Directive:
Copy each line of the entries that contains the word "link".

Input for this task:
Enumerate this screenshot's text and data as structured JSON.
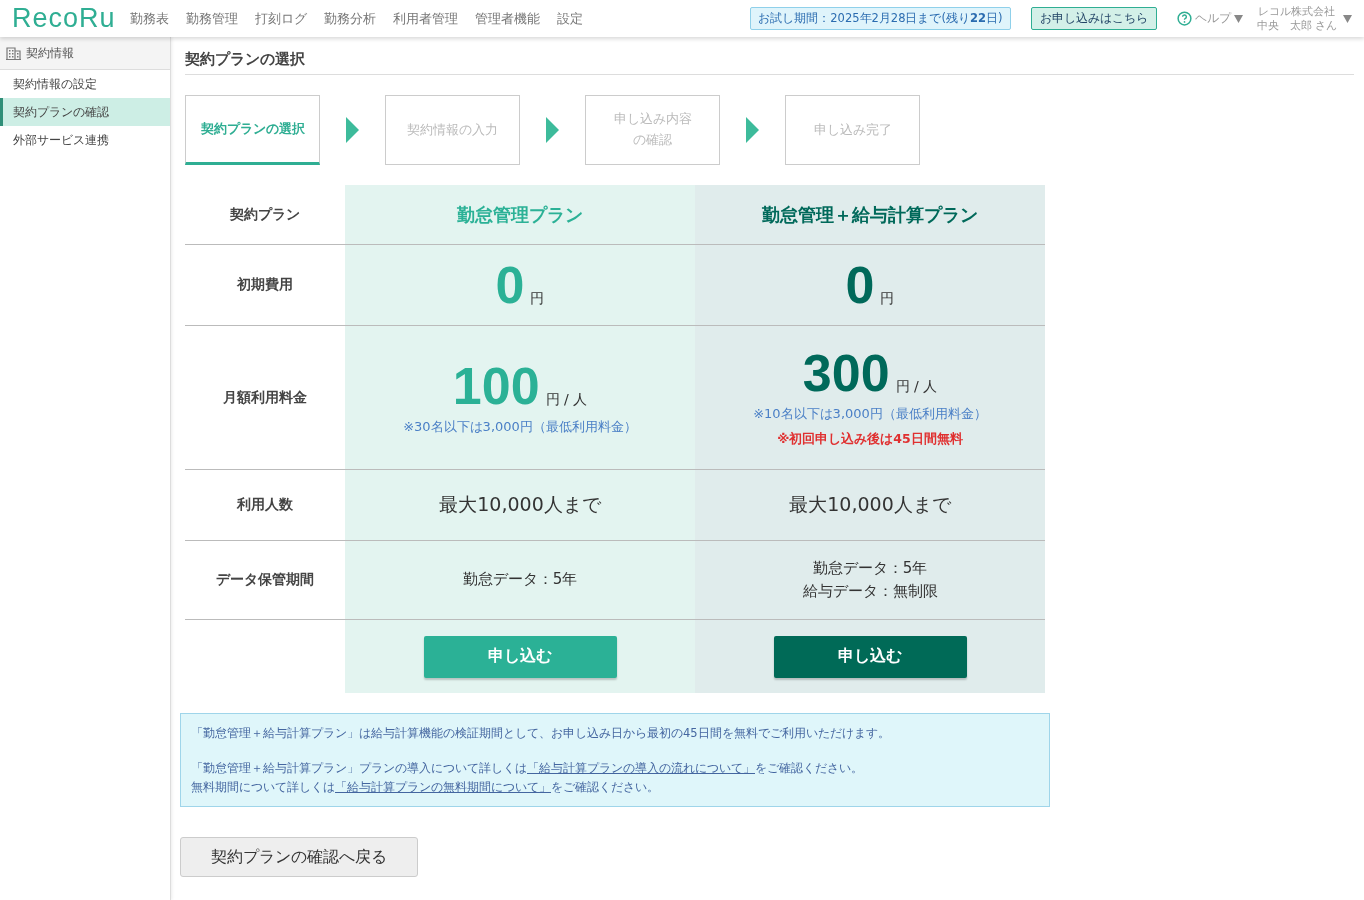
{
  "header": {
    "logo": "RecoRu",
    "nav": [
      "勤務表",
      "勤務管理",
      "打刻ログ",
      "勤務分析",
      "利用者管理",
      "管理者機能",
      "設定"
    ],
    "trial_badge": "お試し期間：2025年2月28日まで(残り**22**日)",
    "apply_button": "お申し込みはこちら",
    "help": "ヘルプ",
    "company": "レコル株式会社",
    "user": "中央　太郎 さん"
  },
  "sidebar": {
    "title": "契約情報",
    "items": [
      {
        "label": "契約情報の設定",
        "selected": false
      },
      {
        "label": "契約プランの確認",
        "selected": true
      },
      {
        "label": "外部サービス連携",
        "selected": false
      }
    ]
  },
  "page_title": "契約プランの選択",
  "steps": [
    {
      "label": "契約プランの選択",
      "selected": true
    },
    {
      "label": "契約情報の入力",
      "selected": false
    },
    {
      "label": "申し込み内容の確認",
      "selected": false
    },
    {
      "label": "申し込み完了",
      "selected": false
    }
  ],
  "plan_table": {
    "row_labels": [
      "契約プラン",
      "初期費用",
      "月額利用料金",
      "利用人数",
      "データ保管期間"
    ],
    "plans": [
      {
        "kind": "basic",
        "name": "勤怠管理プラン",
        "initial_fee": "0",
        "initial_unit": "円",
        "monthly_fee": "100",
        "monthly_unit": "円 / 人",
        "note": "※30名以下は3,000円（最低利用料金）",
        "users": "最大10,000人まで",
        "retention": [
          "勤怠データ：5年"
        ],
        "button": "申し込む"
      },
      {
        "kind": "premium",
        "name": "勤怠管理＋給与計算プラン",
        "initial_fee": "0",
        "initial_unit": "円",
        "monthly_fee": "300",
        "monthly_unit": "円 / 人",
        "note": "※10名以下は3,000円（最低利用料金）",
        "promo": "※初回申し込み後は45日間無料",
        "users": "最大10,000人まで",
        "retention": [
          "勤怠データ：5年",
          "給与データ：無制限"
        ],
        "button": "申し込む"
      }
    ]
  },
  "info": {
    "paragraph": "「勤怠管理＋給与計算プラン」は給与計算機能の検証期間として、お申し込み日から最初の45日間を無料でご利用いただけます。",
    "lines": [
      {
        "before": "「勤怠管理＋給与計算プラン」プランの導入について詳しくは",
        "link": "「給与計算プランの導入の流れについて」",
        "after": "をご確認ください。"
      },
      {
        "before": "無料期間について詳しくは",
        "link": "「給与計算プランの無料期間について」",
        "after": "をご確認ください。"
      }
    ]
  },
  "back_button": "契約プランの確認へ戻る"
}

Answer to this exercise:
        "link": "「給与計算プランの導入の流れについて」",
        "link": "「給与計算プランの無料期間について」",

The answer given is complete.